• _Provided information_
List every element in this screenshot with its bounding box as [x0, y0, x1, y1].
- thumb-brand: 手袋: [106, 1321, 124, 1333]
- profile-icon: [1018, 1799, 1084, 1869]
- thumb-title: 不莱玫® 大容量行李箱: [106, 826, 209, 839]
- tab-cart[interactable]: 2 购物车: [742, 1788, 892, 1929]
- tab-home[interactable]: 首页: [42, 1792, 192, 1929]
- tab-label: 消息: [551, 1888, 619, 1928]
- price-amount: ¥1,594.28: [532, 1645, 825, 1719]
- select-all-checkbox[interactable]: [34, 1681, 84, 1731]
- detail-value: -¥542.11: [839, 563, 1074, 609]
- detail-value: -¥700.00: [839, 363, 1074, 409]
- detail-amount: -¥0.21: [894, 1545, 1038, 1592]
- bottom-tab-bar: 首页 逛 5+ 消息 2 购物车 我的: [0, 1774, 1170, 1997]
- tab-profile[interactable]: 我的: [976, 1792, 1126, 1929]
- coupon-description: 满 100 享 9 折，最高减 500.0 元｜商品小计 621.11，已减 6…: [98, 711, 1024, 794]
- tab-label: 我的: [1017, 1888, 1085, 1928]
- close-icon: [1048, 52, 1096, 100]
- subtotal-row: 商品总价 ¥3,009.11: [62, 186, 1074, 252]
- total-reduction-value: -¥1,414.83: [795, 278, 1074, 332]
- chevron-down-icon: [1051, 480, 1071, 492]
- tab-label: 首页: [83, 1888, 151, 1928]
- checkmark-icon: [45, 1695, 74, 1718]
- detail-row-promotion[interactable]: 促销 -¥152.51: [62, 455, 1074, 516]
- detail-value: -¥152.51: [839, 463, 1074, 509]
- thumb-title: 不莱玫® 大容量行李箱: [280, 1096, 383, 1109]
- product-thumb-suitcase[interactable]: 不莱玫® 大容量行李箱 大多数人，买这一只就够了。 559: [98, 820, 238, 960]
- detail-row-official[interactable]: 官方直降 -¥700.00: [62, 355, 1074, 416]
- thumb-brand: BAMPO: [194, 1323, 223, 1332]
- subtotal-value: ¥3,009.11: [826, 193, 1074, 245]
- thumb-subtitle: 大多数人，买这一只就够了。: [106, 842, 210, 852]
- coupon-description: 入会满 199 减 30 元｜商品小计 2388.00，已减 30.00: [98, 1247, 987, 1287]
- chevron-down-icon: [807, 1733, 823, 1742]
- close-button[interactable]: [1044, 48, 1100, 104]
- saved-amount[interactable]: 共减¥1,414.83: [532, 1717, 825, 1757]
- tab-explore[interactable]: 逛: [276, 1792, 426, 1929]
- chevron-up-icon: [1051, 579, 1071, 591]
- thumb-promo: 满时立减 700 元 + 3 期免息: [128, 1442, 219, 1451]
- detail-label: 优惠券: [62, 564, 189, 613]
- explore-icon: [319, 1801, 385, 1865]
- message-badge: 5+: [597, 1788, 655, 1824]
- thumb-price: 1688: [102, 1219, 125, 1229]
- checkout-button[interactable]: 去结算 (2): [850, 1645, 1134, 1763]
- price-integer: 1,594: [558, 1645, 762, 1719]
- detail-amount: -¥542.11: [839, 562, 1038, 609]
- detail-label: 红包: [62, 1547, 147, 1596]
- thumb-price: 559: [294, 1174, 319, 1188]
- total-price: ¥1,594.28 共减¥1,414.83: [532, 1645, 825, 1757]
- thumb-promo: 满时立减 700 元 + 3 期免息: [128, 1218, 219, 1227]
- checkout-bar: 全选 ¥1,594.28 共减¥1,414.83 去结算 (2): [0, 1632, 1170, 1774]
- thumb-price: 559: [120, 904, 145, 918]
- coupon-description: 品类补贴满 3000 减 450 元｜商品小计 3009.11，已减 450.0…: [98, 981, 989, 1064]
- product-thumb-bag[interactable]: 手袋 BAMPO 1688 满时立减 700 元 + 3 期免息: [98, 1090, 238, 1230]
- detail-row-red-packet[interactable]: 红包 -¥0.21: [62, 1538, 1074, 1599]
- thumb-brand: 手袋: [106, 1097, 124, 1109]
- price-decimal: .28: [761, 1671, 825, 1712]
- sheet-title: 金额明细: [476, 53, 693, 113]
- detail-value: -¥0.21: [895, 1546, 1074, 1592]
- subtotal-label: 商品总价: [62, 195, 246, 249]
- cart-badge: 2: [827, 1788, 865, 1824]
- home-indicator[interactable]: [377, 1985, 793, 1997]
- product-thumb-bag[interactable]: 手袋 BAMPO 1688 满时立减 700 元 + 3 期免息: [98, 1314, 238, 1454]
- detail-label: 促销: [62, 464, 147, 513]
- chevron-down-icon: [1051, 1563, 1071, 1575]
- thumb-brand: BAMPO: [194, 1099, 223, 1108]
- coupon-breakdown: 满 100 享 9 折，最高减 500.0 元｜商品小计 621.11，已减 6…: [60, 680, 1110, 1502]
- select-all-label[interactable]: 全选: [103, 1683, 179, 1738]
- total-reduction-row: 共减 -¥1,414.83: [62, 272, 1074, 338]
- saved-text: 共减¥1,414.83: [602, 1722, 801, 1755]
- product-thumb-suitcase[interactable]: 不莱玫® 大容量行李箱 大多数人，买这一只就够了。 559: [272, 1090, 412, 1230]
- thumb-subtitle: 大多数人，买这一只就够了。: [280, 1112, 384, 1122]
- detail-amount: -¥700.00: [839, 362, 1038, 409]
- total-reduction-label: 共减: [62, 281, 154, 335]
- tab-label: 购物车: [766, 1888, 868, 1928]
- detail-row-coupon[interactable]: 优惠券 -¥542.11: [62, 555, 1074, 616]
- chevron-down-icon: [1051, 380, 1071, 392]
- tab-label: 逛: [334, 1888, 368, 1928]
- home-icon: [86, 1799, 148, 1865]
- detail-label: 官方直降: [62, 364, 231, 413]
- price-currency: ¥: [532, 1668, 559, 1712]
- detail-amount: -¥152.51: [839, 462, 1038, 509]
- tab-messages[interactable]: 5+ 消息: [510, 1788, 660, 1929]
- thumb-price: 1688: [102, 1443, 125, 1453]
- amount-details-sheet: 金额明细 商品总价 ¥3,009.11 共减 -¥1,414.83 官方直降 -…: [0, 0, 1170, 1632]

• _Goal of the exercise_
Please copy all of the rows above without changing anything, keeping each one on its own line.

• _Expected answer_
List every element in this screenshot with its bounding box as [x0, y0, x1, y1].
- thumb-brand: 手袋: [106, 1321, 124, 1333]
- profile-icon: [1018, 1799, 1084, 1869]
- thumb-title: 不莱玫® 大容量行李箱: [106, 826, 209, 839]
- tab-cart[interactable]: 2 购物车: [742, 1788, 892, 1929]
- tab-home[interactable]: 首页: [42, 1792, 192, 1929]
- tab-label: 消息: [551, 1888, 619, 1928]
- price-amount: ¥1,594.28: [532, 1645, 825, 1719]
- select-all-checkbox[interactable]: [34, 1681, 84, 1731]
- detail-value: -¥542.11: [839, 563, 1074, 609]
- detail-value: -¥700.00: [839, 363, 1074, 409]
- detail-amount: -¥0.21: [894, 1545, 1038, 1592]
- bottom-tab-bar: 首页 逛 5+ 消息 2 购物车 我的: [0, 1774, 1170, 1997]
- tab-profile[interactable]: 我的: [976, 1792, 1126, 1929]
- coupon-description: 满 100 享 9 折，最高减 500.0 元｜商品小计 621.11，已减 6…: [98, 711, 1024, 794]
- tab-label: 我的: [1017, 1888, 1085, 1928]
- close-icon: [1048, 52, 1096, 100]
- subtotal-row: 商品总价 ¥3,009.11: [62, 186, 1074, 252]
- total-reduction-value: -¥1,414.83: [795, 278, 1074, 332]
- chevron-down-icon: [1051, 480, 1071, 492]
- tab-label: 首页: [83, 1888, 151, 1928]
- checkmark-icon: [45, 1695, 74, 1718]
- detail-row-promotion[interactable]: 促销 -¥152.51: [62, 455, 1074, 516]
- detail-value: -¥152.51: [839, 463, 1074, 509]
- thumb-title: 不莱玫® 大容量行李箱: [280, 1096, 383, 1109]
- product-thumb-suitcase[interactable]: 不莱玫® 大容量行李箱 大多数人，买这一只就够了。 559: [98, 820, 238, 960]
- detail-row-official[interactable]: 官方直降 -¥700.00: [62, 355, 1074, 416]
- thumb-brand: BAMPO: [194, 1323, 223, 1332]
- subtotal-value: ¥3,009.11: [826, 193, 1074, 245]
- thumb-subtitle: 大多数人，买这一只就够了。: [106, 842, 210, 852]
- coupon-description: 入会满 199 减 30 元｜商品小计 2388.00，已减 30.00: [98, 1247, 987, 1287]
- chevron-down-icon: [807, 1733, 823, 1742]
- close-button[interactable]: [1044, 48, 1100, 104]
- saved-amount[interactable]: 共减¥1,414.83: [532, 1717, 825, 1757]
- tab-explore[interactable]: 逛: [276, 1792, 426, 1929]
- chevron-up-icon: [1051, 579, 1071, 591]
- thumb-promo: 满时立减 700 元 + 3 期免息: [128, 1442, 219, 1451]
- detail-label: 优惠券: [62, 564, 189, 613]
- explore-icon: [319, 1801, 385, 1865]
- message-badge: 5+: [597, 1788, 655, 1824]
- thumb-price: 1688: [102, 1219, 125, 1229]
- checkout-button[interactable]: 去结算 (2): [850, 1645, 1134, 1763]
- price-integer: 1,594: [558, 1645, 762, 1719]
- detail-amount: -¥542.11: [839, 562, 1038, 609]
- detail-label: 红包: [62, 1547, 147, 1596]
- thumb-price: 559: [294, 1174, 319, 1188]
- total-price: ¥1,594.28 共减¥1,414.83: [532, 1645, 825, 1757]
- thumb-promo: 满时立减 700 元 + 3 期免息: [128, 1218, 219, 1227]
- checkout-bar: 全选 ¥1,594.28 共减¥1,414.83 去结算 (2): [0, 1632, 1170, 1774]
- thumb-price: 559: [120, 904, 145, 918]
- coupon-description: 品类补贴满 3000 减 450 元｜商品小计 3009.11，已减 450.0…: [98, 981, 989, 1064]
- product-thumb-bag[interactable]: 手袋 BAMPO 1688 满时立减 700 元 + 3 期免息: [98, 1090, 238, 1230]
- detail-row-red-packet[interactable]: 红包 -¥0.21: [62, 1538, 1074, 1599]
- thumb-brand: 手袋: [106, 1097, 124, 1109]
- price-decimal: .28: [761, 1671, 825, 1712]
- sheet-title: 金额明细: [476, 53, 693, 113]
- detail-value: -¥0.21: [895, 1546, 1074, 1592]
- subtotal-label: 商品总价: [62, 195, 246, 249]
- cart-badge: 2: [827, 1788, 865, 1824]
- home-indicator[interactable]: [377, 1985, 793, 1997]
- product-thumb-bag[interactable]: 手袋 BAMPO 1688 满时立减 700 元 + 3 期免息: [98, 1314, 238, 1454]
- detail-label: 促销: [62, 464, 147, 513]
- chevron-down-icon: [1051, 1563, 1071, 1575]
- thumb-brand: BAMPO: [194, 1099, 223, 1108]
- coupon-breakdown: 满 100 享 9 折，最高减 500.0 元｜商品小计 621.11，已减 6…: [60, 680, 1110, 1502]
- select-all-label[interactable]: 全选: [103, 1683, 179, 1738]
- total-reduction-row: 共减 -¥1,414.83: [62, 272, 1074, 338]
- saved-text: 共减¥1,414.83: [602, 1722, 801, 1755]
- product-thumb-suitcase[interactable]: 不莱玫® 大容量行李箱 大多数人，买这一只就够了。 559: [272, 1090, 412, 1230]
- thumb-subtitle: 大多数人，买这一只就够了。: [280, 1112, 384, 1122]
- detail-amount: -¥700.00: [839, 362, 1038, 409]
- total-reduction-label: 共减: [62, 281, 154, 335]
- tab-label: 购物车: [766, 1888, 868, 1928]
- detail-row-coupon[interactable]: 优惠券 -¥542.11: [62, 555, 1074, 616]
- chevron-down-icon: [1051, 380, 1071, 392]
- tab-label: 逛: [334, 1888, 368, 1928]
- home-icon: [86, 1799, 148, 1865]
- detail-label: 官方直降: [62, 364, 231, 413]
- price-currency: ¥: [532, 1668, 559, 1712]
- detail-amount: -¥152.51: [839, 462, 1038, 509]
- tab-messages[interactable]: 5+ 消息: [510, 1788, 660, 1929]
- thumb-price: 1688: [102, 1443, 125, 1453]
- amount-details-sheet: 金额明细 商品总价 ¥3,009.11 共减 -¥1,414.83 官方直降 -…: [0, 0, 1170, 1632]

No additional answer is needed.